** Start TASK DATA **
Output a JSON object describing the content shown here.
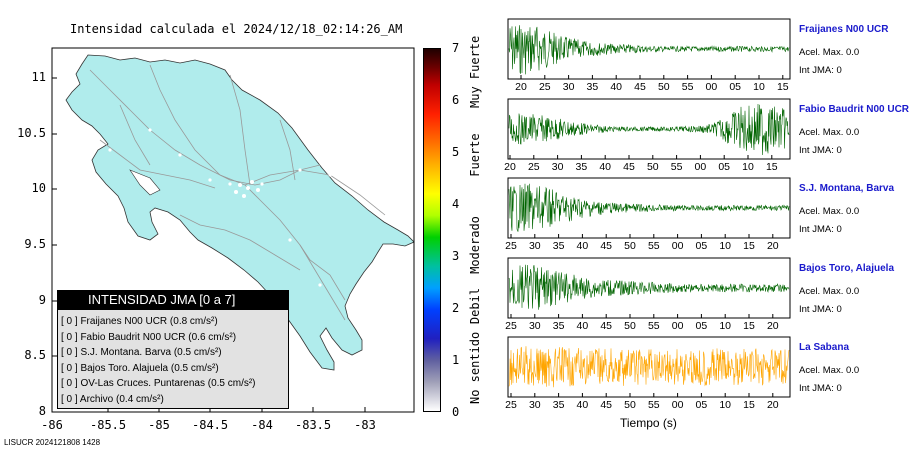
{
  "map": {
    "title": "Intensidad calculada el 2024/12/18_02:14:26_AM",
    "lon_ticks": [
      "-86",
      "-85.5",
      "-85",
      "-84.5",
      "-84",
      "-83.5",
      "-83"
    ],
    "lat_ticks": [
      "11",
      "10.5",
      "10",
      "9.5",
      "9",
      "8.5",
      "8"
    ],
    "land_color": "#b0ecec",
    "legend": {
      "title": "INTENSIDAD JMA [0 a 7]",
      "items": [
        "[ 0 ]  Fraijanes N00 UCR (0.8 cm/s²)",
        "[ 0 ]  Fabio Baudrit N00 UCR (0.6 cm/s²)",
        "[ 0 ]  S.J. Montana. Barva (0.5 cm/s²)",
        "[ 0 ]  Bajos Toro. Alajuela (0.5 cm/s²)",
        "[ 0 ]  OV-Las Cruces. Puntarenas (0.5 cm/s²)",
        "[ 0 ]  Archivo (0.4 cm/s²)"
      ]
    }
  },
  "colorbar": {
    "ticks": [
      "7",
      "6",
      "5",
      "4",
      "3",
      "2",
      "1",
      "0"
    ],
    "categories": [
      "Muy Fuerte",
      "Fuerte",
      "Moderado",
      "Debil",
      "No sentido"
    ]
  },
  "stations": [
    {
      "name": "Fraijanes N00 UCR",
      "acel": "Acel. Max. 0.0",
      "int": "Int JMA: 0",
      "ticks": [
        "20",
        "25",
        "30",
        "35",
        "40",
        "45",
        "50",
        "55",
        "00",
        "05",
        "10",
        "15"
      ],
      "color": "#006400"
    },
    {
      "name": "Fabio Baudrit N00 UCR",
      "acel": "Acel. Max. 0.0",
      "int": "Int JMA: 0",
      "ticks": [
        "20",
        "25",
        "30",
        "35",
        "40",
        "45",
        "50",
        "55",
        "00",
        "05",
        "10",
        "15"
      ],
      "color": "#006400"
    },
    {
      "name": "S.J. Montana, Barva",
      "acel": "Acel. Max. 0.0",
      "int": "Int JMA: 0",
      "ticks": [
        "25",
        "30",
        "35",
        "40",
        "45",
        "50",
        "55",
        "00",
        "05",
        "10",
        "15",
        "20"
      ],
      "color": "#006400"
    },
    {
      "name": "Bajos Toro, Alajuela",
      "acel": "Acel. Max. 0.0",
      "int": "Int JMA: 0",
      "ticks": [
        "25",
        "30",
        "35",
        "40",
        "45",
        "50",
        "55",
        "00",
        "05",
        "10",
        "15",
        "20"
      ],
      "color": "#006400"
    },
    {
      "name": "La Sabana",
      "acel": "Acel. Max. 0.0",
      "int": "Int JMA: 0",
      "ticks": [
        "25",
        "30",
        "35",
        "40",
        "45",
        "50",
        "55",
        "00",
        "05",
        "10",
        "15",
        "20"
      ],
      "color": "#ffa500"
    }
  ],
  "xaxis_label": "Tiempo (s)",
  "footer": "LISUCR 2024121808 1428",
  "chart_data": [
    {
      "type": "other",
      "title": "Intensidad calculada el 2024/12/18_02:14:26_AM",
      "xlim": [
        -86,
        -82.55
      ],
      "ylim": [
        8,
        11.2
      ]
    },
    {
      "type": "line",
      "xlabel": "Tiempo (s)",
      "series": [
        {
          "name": "Fraijanes N00 UCR",
          "envelope": [
            1.0,
            0.95,
            0.5,
            0.3,
            0.2,
            0.15,
            0.1,
            0.1,
            0.1,
            0.1,
            0.1,
            0.1
          ]
        },
        {
          "name": "Fabio Baudrit N00 UCR",
          "envelope": [
            0.6,
            0.55,
            0.4,
            0.2,
            0.1,
            0.08,
            0.08,
            0.1,
            0.2,
            0.8,
            1.0,
            0.7
          ]
        },
        {
          "name": "S.J. Montana, Barva",
          "envelope": [
            0.9,
            0.9,
            0.6,
            0.35,
            0.2,
            0.15,
            0.12,
            0.1,
            0.1,
            0.1,
            0.1,
            0.1
          ]
        },
        {
          "name": "Bajos Toro, Alajuela",
          "envelope": [
            0.9,
            0.85,
            0.6,
            0.4,
            0.3,
            0.25,
            0.2,
            0.15,
            0.15,
            0.15,
            0.15,
            0.15
          ]
        },
        {
          "name": "La Sabana",
          "envelope": [
            0.8,
            0.8,
            0.75,
            0.7,
            0.7,
            0.7,
            0.7,
            0.7,
            0.7,
            0.7,
            0.7,
            0.7
          ]
        }
      ]
    }
  ]
}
** End TASK DATA **
[TO BE DONE]: Every line of the data should be copied as it stands, without the images.

[EXPECTED ANSWER]:
Output a JSON object describing the content shown here.
{
  "map": {
    "title": "Intensidad calculada el 2024/12/18_02:14:26_AM",
    "lon_ticks": [
      "-86",
      "-85.5",
      "-85",
      "-84.5",
      "-84",
      "-83.5",
      "-83"
    ],
    "lat_ticks": [
      "11",
      "10.5",
      "10",
      "9.5",
      "9",
      "8.5",
      "8"
    ],
    "land_color": "#b0ecec",
    "legend": {
      "title": "INTENSIDAD JMA [0 a 7]",
      "items": [
        "[ 0 ]  Fraijanes N00 UCR (0.8 cm/s²)",
        "[ 0 ]  Fabio Baudrit N00 UCR (0.6 cm/s²)",
        "[ 0 ]  S.J. Montana. Barva (0.5 cm/s²)",
        "[ 0 ]  Bajos Toro. Alajuela (0.5 cm/s²)",
        "[ 0 ]  OV-Las Cruces. Puntarenas (0.5 cm/s²)",
        "[ 0 ]  Archivo (0.4 cm/s²)"
      ]
    }
  },
  "colorbar": {
    "ticks": [
      "7",
      "6",
      "5",
      "4",
      "3",
      "2",
      "1",
      "0"
    ],
    "categories": [
      "Muy Fuerte",
      "Fuerte",
      "Moderado",
      "Debil",
      "No sentido"
    ]
  },
  "stations": [
    {
      "name": "Fraijanes N00 UCR",
      "acel": "Acel. Max. 0.0",
      "int": "Int JMA: 0",
      "ticks": [
        "20",
        "25",
        "30",
        "35",
        "40",
        "45",
        "50",
        "55",
        "00",
        "05",
        "10",
        "15"
      ],
      "color": "#006400"
    },
    {
      "name": "Fabio Baudrit N00 UCR",
      "acel": "Acel. Max. 0.0",
      "int": "Int JMA: 0",
      "ticks": [
        "20",
        "25",
        "30",
        "35",
        "40",
        "45",
        "50",
        "55",
        "00",
        "05",
        "10",
        "15"
      ],
      "color": "#006400"
    },
    {
      "name": "S.J. Montana, Barva",
      "acel": "Acel. Max. 0.0",
      "int": "Int JMA: 0",
      "ticks": [
        "25",
        "30",
        "35",
        "40",
        "45",
        "50",
        "55",
        "00",
        "05",
        "10",
        "15",
        "20"
      ],
      "color": "#006400"
    },
    {
      "name": "Bajos Toro, Alajuela",
      "acel": "Acel. Max. 0.0",
      "int": "Int JMA: 0",
      "ticks": [
        "25",
        "30",
        "35",
        "40",
        "45",
        "50",
        "55",
        "00",
        "05",
        "10",
        "15",
        "20"
      ],
      "color": "#006400"
    },
    {
      "name": "La Sabana",
      "acel": "Acel. Max. 0.0",
      "int": "Int JMA: 0",
      "ticks": [
        "25",
        "30",
        "35",
        "40",
        "45",
        "50",
        "55",
        "00",
        "05",
        "10",
        "15",
        "20"
      ],
      "color": "#ffa500"
    }
  ],
  "xaxis_label": "Tiempo (s)",
  "footer": "LISUCR 2024121808 1428",
  "chart_data": [
    {
      "type": "other",
      "title": "Intensidad calculada el 2024/12/18_02:14:26_AM",
      "xlim": [
        -86,
        -82.55
      ],
      "ylim": [
        8,
        11.2
      ]
    },
    {
      "type": "line",
      "xlabel": "Tiempo (s)",
      "series": [
        {
          "name": "Fraijanes N00 UCR",
          "envelope": [
            1.0,
            0.95,
            0.5,
            0.3,
            0.2,
            0.15,
            0.1,
            0.1,
            0.1,
            0.1,
            0.1,
            0.1
          ]
        },
        {
          "name": "Fabio Baudrit N00 UCR",
          "envelope": [
            0.6,
            0.55,
            0.4,
            0.2,
            0.1,
            0.08,
            0.08,
            0.1,
            0.2,
            0.8,
            1.0,
            0.7
          ]
        },
        {
          "name": "S.J. Montana, Barva",
          "envelope": [
            0.9,
            0.9,
            0.6,
            0.35,
            0.2,
            0.15,
            0.12,
            0.1,
            0.1,
            0.1,
            0.1,
            0.1
          ]
        },
        {
          "name": "Bajos Toro, Alajuela",
          "envelope": [
            0.9,
            0.85,
            0.6,
            0.4,
            0.3,
            0.25,
            0.2,
            0.15,
            0.15,
            0.15,
            0.15,
            0.15
          ]
        },
        {
          "name": "La Sabana",
          "envelope": [
            0.8,
            0.8,
            0.75,
            0.7,
            0.7,
            0.7,
            0.7,
            0.7,
            0.7,
            0.7,
            0.7,
            0.7
          ]
        }
      ]
    }
  ]
}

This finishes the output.